# Problem statement
Below is a listing; copy all of it exactly.

##### Data provided #####

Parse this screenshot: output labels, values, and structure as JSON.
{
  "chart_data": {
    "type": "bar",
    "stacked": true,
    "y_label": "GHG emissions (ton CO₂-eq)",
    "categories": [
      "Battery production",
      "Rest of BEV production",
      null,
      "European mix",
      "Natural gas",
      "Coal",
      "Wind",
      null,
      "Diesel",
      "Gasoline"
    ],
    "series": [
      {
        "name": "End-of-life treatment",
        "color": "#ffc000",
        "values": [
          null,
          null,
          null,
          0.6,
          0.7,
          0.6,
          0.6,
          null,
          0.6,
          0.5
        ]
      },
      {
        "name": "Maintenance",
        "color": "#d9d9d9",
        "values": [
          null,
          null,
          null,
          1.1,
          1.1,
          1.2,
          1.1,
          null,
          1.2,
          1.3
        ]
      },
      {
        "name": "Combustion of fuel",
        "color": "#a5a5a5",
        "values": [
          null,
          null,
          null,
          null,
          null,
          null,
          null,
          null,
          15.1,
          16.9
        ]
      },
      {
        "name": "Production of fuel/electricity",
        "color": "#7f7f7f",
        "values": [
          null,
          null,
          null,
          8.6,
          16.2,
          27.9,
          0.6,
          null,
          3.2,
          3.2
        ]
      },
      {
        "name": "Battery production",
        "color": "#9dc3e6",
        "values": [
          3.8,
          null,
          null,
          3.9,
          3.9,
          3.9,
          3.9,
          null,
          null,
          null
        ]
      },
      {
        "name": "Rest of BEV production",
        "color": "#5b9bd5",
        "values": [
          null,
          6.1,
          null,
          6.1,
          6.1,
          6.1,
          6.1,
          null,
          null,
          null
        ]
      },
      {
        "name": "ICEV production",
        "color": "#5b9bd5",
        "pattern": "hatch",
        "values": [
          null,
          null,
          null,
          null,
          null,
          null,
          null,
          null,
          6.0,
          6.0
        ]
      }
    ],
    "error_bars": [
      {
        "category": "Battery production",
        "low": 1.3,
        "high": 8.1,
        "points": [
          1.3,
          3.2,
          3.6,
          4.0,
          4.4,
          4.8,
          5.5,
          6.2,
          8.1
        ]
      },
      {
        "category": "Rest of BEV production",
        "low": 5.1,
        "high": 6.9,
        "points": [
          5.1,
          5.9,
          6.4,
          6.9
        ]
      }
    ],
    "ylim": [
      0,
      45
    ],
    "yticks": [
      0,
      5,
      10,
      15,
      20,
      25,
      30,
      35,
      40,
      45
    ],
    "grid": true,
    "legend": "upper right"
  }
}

#####

# Response
Parse this screenshot: output labels, values, and structure as JSON.
{
  "chart_data": {
    "type": "bar",
    "stacked": true,
    "y_label": "GHG emissions (ton CO₂-eq)",
    "categories": [
      "Battery production",
      "Rest of BEV production",
      null,
      "European mix",
      "Natural gas",
      "Coal",
      "Wind",
      null,
      "Diesel",
      "Gasoline"
    ],
    "series": [
      {
        "name": "End-of-life treatment",
        "color": "#ffc000",
        "values": [
          null,
          null,
          null,
          0.6,
          0.7,
          0.6,
          0.6,
          null,
          0.6,
          0.5
        ]
      },
      {
        "name": "Maintenance",
        "color": "#d9d9d9",
        "values": [
          null,
          null,
          null,
          1.1,
          1.1,
          1.2,
          1.1,
          null,
          1.2,
          1.3
        ]
      },
      {
        "name": "Combustion of fuel",
        "color": "#a5a5a5",
        "values": [
          null,
          null,
          null,
          null,
          null,
          null,
          null,
          null,
          15.1,
          16.9
        ]
      },
      {
        "name": "Production of fuel/electricity",
        "color": "#7f7f7f",
        "values": [
          null,
          null,
          null,
          8.6,
          16.2,
          27.9,
          0.6,
          null,
          3.2,
          3.2
        ]
      },
      {
        "name": "Battery production",
        "color": "#9dc3e6",
        "values": [
          3.8,
          null,
          null,
          3.9,
          3.9,
          3.9,
          3.9,
          null,
          null,
          null
        ]
      },
      {
        "name": "Rest of BEV production",
        "color": "#5b9bd5",
        "values": [
          null,
          6.1,
          null,
          6.1,
          6.1,
          6.1,
          6.1,
          null,
          null,
          null
        ]
      },
      {
        "name": "ICEV production",
        "color": "#5b9bd5",
        "pattern": "hatch",
        "values": [
          null,
          null,
          null,
          null,
          null,
          null,
          null,
          null,
          6.0,
          6.0
        ]
      }
    ],
    "error_bars": [
      {
        "category": "Battery production",
        "low": 1.3,
        "high": 8.1,
        "points": [
          1.3,
          3.2,
          3.6,
          4.0,
          4.4,
          4.8,
          5.5,
          6.2,
          8.1
        ]
      },
      {
        "category": "Rest of BEV production",
        "low": 5.1,
        "high": 6.9,
        "points": [
          5.1,
          5.9,
          6.4,
          6.9
        ]
      }
    ],
    "ylim": [
      0,
      45
    ],
    "yticks": [
      0,
      5,
      10,
      15,
      20,
      25,
      30,
      35,
      40,
      45
    ],
    "grid": true,
    "legend": "upper right"
  }
}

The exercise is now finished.